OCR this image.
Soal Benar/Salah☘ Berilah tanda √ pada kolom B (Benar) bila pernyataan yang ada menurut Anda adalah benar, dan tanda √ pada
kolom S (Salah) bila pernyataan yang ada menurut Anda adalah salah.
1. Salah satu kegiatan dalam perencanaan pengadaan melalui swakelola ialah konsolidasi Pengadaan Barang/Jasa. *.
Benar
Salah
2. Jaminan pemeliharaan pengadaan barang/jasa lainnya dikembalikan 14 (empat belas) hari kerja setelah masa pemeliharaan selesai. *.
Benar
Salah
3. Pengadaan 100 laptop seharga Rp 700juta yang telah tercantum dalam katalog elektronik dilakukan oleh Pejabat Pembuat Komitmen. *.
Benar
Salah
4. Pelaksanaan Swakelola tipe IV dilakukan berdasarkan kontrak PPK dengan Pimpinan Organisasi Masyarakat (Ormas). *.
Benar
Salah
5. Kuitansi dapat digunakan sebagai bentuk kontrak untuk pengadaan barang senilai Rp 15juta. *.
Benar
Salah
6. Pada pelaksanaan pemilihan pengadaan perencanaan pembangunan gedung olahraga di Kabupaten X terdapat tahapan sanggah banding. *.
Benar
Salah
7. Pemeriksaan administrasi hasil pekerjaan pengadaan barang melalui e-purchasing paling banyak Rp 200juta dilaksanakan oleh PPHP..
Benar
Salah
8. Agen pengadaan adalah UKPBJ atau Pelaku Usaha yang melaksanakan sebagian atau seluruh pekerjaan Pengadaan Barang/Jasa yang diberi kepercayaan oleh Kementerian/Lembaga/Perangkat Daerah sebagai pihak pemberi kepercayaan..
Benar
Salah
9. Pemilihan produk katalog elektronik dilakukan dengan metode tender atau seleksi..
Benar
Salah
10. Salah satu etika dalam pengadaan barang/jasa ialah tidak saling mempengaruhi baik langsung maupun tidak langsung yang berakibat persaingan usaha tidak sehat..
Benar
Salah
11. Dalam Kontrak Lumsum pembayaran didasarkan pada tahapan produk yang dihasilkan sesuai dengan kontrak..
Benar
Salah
-- -- --
◆ SET EXERCISE ◆
Restate the listing in full, word for word.

◆ SOLUTION ◆
OCR this image.
Soal Benar/Salah☘ Berilah tanda √ pada kolom B (Benar) bila pernyataan yang ada menurut Anda adalah benar, dan tanda √ pada
kolom S (Salah) bila pernyataan yang ada menurut Anda adalah salah.
1. Salah satu kegiatan dalam perencanaan pengadaan melalui swakelola ialah konsolidasi Pengadaan Barang/Jasa. *.
Benar
Salah
2. Jaminan pemeliharaan pengadaan barang/jasa lainnya dikembalikan 14 (empat belas) hari kerja setelah masa pemeliharaan selesai. *.
Benar
Salah
3. Pengadaan 100 laptop seharga Rp 700juta yang telah tercantum dalam katalog elektronik dilakukan oleh Pejabat Pembuat Komitmen. *.
Benar
Salah
4. Pelaksanaan Swakelola tipe IV dilakukan berdasarkan kontrak PPK dengan Pimpinan Organisasi Masyarakat (Ormas). *.
Benar
Salah
5. Kuitansi dapat digunakan sebagai bentuk kontrak untuk pengadaan barang senilai Rp 15juta. *.
Benar
Salah
6. Pada pelaksanaan pemilihan pengadaan perencanaan pembangunan gedung olahraga di Kabupaten X terdapat tahapan sanggah banding. *.
Benar
Salah
7. Pemeriksaan administrasi hasil pekerjaan pengadaan barang melalui e-purchasing paling banyak Rp 200juta dilaksanakan oleh PPHP..
Benar
Salah
8. Agen pengadaan adalah UKPBJ atau Pelaku Usaha yang melaksanakan sebagian atau seluruh pekerjaan Pengadaan Barang/Jasa yang diberi kepercayaan oleh Kementerian/Lembaga/Perangkat Daerah sebagai pihak pemberi kepercayaan..
Benar
Salah
9. Pemilihan produk katalog elektronik dilakukan dengan metode tender atau seleksi..
Benar
Salah
10. Salah satu etika dalam pengadaan barang/jasa ialah tidak saling mempengaruhi baik langsung maupun tidak langsung yang berakibat persaingan usaha tidak sehat..
Benar
Salah
11. Dalam Kontrak Lumsum pembayaran didasarkan pada tahapan produk yang dihasilkan sesuai dengan kontrak..
Benar
Salah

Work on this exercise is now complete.